DESCRIPTION OF THE TASK
Omit every picture, then give all the entries again exactly.

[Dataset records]
○ ○ ○

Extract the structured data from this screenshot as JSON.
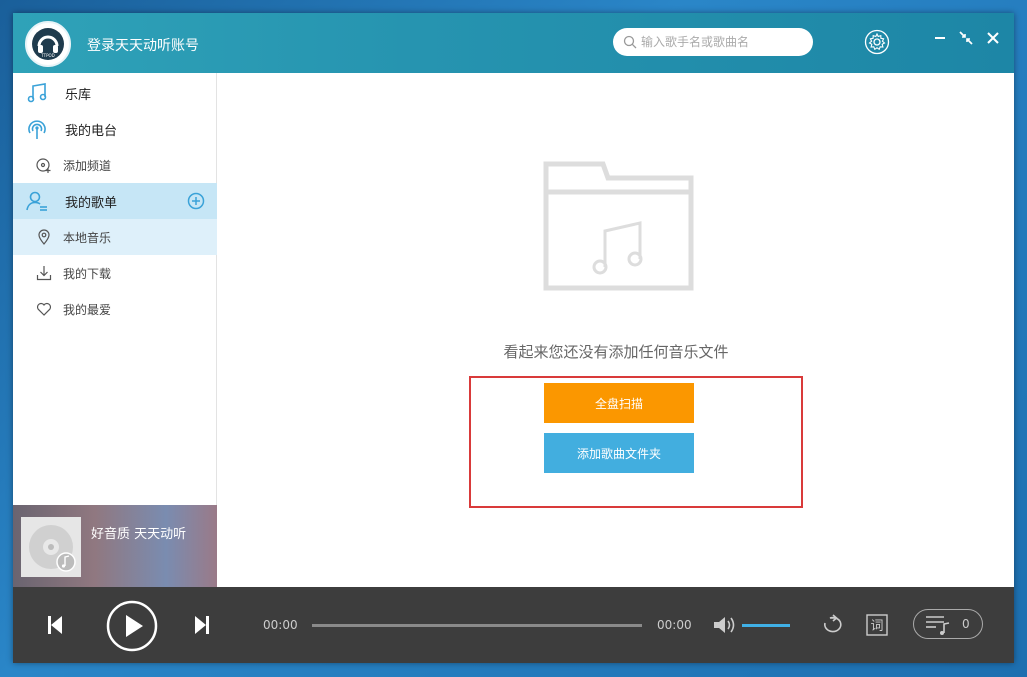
{
  "app": {
    "login_text": "登录天天动听账号",
    "avatar_label": "TTPOD"
  },
  "search": {
    "placeholder": "输入歌手名或歌曲名"
  },
  "sidebar": {
    "items": [
      {
        "label": "乐库",
        "icon": "music-note-icon"
      },
      {
        "label": "我的电台",
        "icon": "radio-icon"
      },
      {
        "label": "添加频道",
        "icon": "add-channel-icon"
      },
      {
        "label": "我的歌单",
        "icon": "user-playlist-icon"
      },
      {
        "label": "本地音乐",
        "icon": "location-pin-icon"
      },
      {
        "label": "我的下载",
        "icon": "download-icon"
      },
      {
        "label": "我的最爱",
        "icon": "heart-icon"
      }
    ]
  },
  "now_playing": {
    "title": "好音质 天天动听"
  },
  "main": {
    "empty_message": "看起来您还没有添加任何音乐文件",
    "scan_button": "全盘扫描",
    "add_folder_button": "添加歌曲文件夹"
  },
  "player": {
    "current_time": "00:00",
    "total_time": "00:00",
    "lyrics_label": "词",
    "queue_count": "0",
    "progress": 0,
    "volume_level": 1.0
  },
  "colors": {
    "titlebar": "#2694b0",
    "scan_button": "#fb9700",
    "add_button": "#42aedf",
    "highlight_border": "#d93a3a",
    "player_bg": "#3d3d3d",
    "volume": "#40b0e6",
    "active_nav": "#c6e6f6"
  }
}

○ ○ ○

REPLY TO THE TASK
Extract the structured data from this screenshot as JSON.
{
  "app": {
    "login_text": "登录天天动听账号",
    "avatar_label": "TTPOD"
  },
  "search": {
    "placeholder": "输入歌手名或歌曲名"
  },
  "sidebar": {
    "items": [
      {
        "label": "乐库",
        "icon": "music-note-icon"
      },
      {
        "label": "我的电台",
        "icon": "radio-icon"
      },
      {
        "label": "添加频道",
        "icon": "add-channel-icon"
      },
      {
        "label": "我的歌单",
        "icon": "user-playlist-icon"
      },
      {
        "label": "本地音乐",
        "icon": "location-pin-icon"
      },
      {
        "label": "我的下载",
        "icon": "download-icon"
      },
      {
        "label": "我的最爱",
        "icon": "heart-icon"
      }
    ]
  },
  "now_playing": {
    "title": "好音质 天天动听"
  },
  "main": {
    "empty_message": "看起来您还没有添加任何音乐文件",
    "scan_button": "全盘扫描",
    "add_folder_button": "添加歌曲文件夹"
  },
  "player": {
    "current_time": "00:00",
    "total_time": "00:00",
    "lyrics_label": "词",
    "queue_count": "0",
    "progress": 0,
    "volume_level": 1.0
  },
  "colors": {
    "titlebar": "#2694b0",
    "scan_button": "#fb9700",
    "add_button": "#42aedf",
    "highlight_border": "#d93a3a",
    "player_bg": "#3d3d3d",
    "volume": "#40b0e6",
    "active_nav": "#c6e6f6"
  }
}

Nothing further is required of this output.